● **The request**:
Repeat the listing exactly as given, omitting every image.
**** Working data ****
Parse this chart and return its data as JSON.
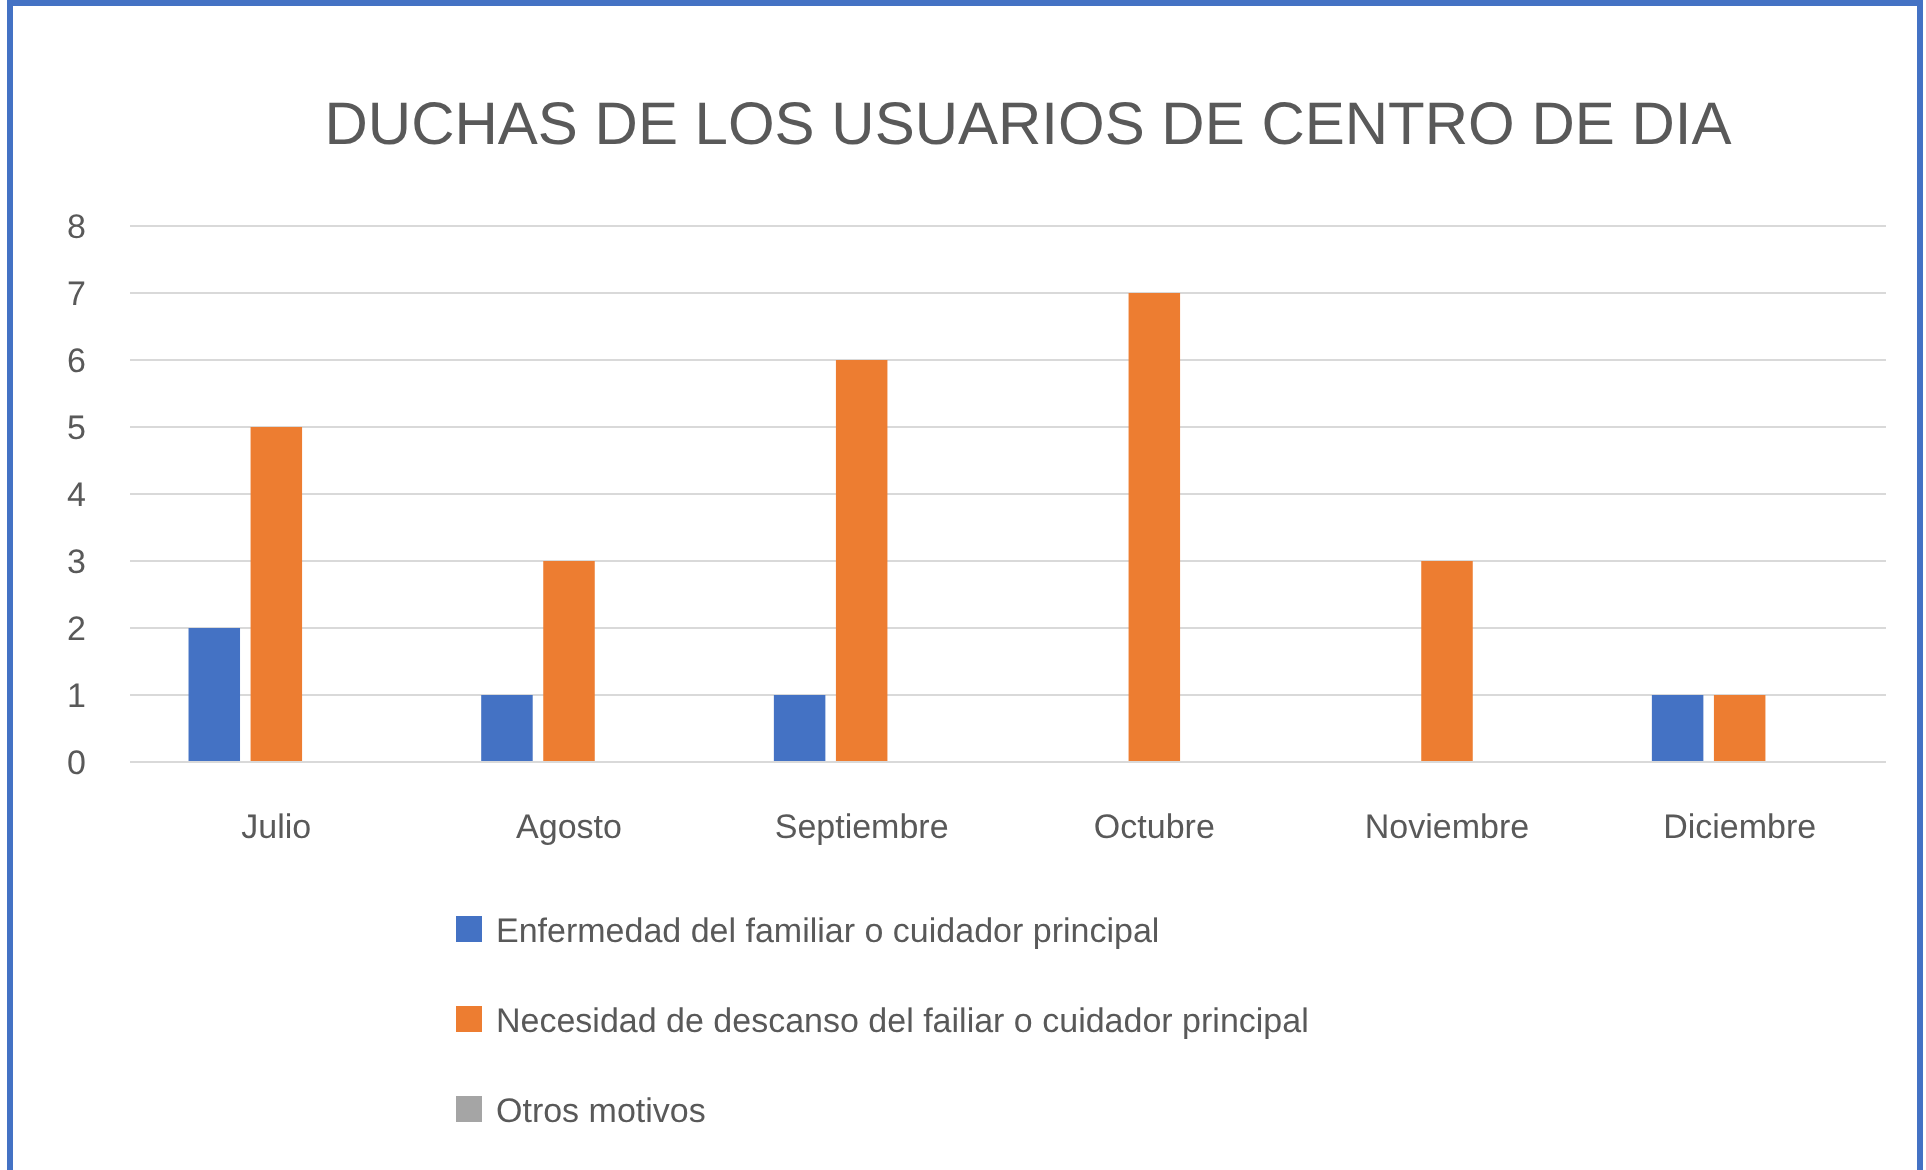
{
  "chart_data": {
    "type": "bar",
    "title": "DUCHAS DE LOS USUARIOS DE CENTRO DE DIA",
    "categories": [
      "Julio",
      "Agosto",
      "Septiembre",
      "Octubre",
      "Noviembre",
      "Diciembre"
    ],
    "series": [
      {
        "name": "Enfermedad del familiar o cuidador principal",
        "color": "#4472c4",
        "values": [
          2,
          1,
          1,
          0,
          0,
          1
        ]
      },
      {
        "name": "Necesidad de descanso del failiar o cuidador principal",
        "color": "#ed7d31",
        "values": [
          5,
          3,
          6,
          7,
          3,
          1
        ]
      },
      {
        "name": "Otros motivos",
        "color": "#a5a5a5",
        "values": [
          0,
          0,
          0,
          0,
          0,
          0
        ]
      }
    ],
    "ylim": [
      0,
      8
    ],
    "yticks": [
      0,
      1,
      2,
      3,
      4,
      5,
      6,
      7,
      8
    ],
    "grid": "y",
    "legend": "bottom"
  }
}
****
● **Complete answer**:
Parse this chart and return its data as JSON.
{
  "chart_data": {
    "type": "bar",
    "title": "DUCHAS DE LOS USUARIOS DE CENTRO DE DIA",
    "categories": [
      "Julio",
      "Agosto",
      "Septiembre",
      "Octubre",
      "Noviembre",
      "Diciembre"
    ],
    "series": [
      {
        "name": "Enfermedad del familiar o cuidador principal",
        "color": "#4472c4",
        "values": [
          2,
          1,
          1,
          0,
          0,
          1
        ]
      },
      {
        "name": "Necesidad de descanso del failiar o cuidador principal",
        "color": "#ed7d31",
        "values": [
          5,
          3,
          6,
          7,
          3,
          1
        ]
      },
      {
        "name": "Otros motivos",
        "color": "#a5a5a5",
        "values": [
          0,
          0,
          0,
          0,
          0,
          0
        ]
      }
    ],
    "ylim": [
      0,
      8
    ],
    "yticks": [
      0,
      1,
      2,
      3,
      4,
      5,
      6,
      7,
      8
    ],
    "grid": "y",
    "legend": "bottom"
  }
}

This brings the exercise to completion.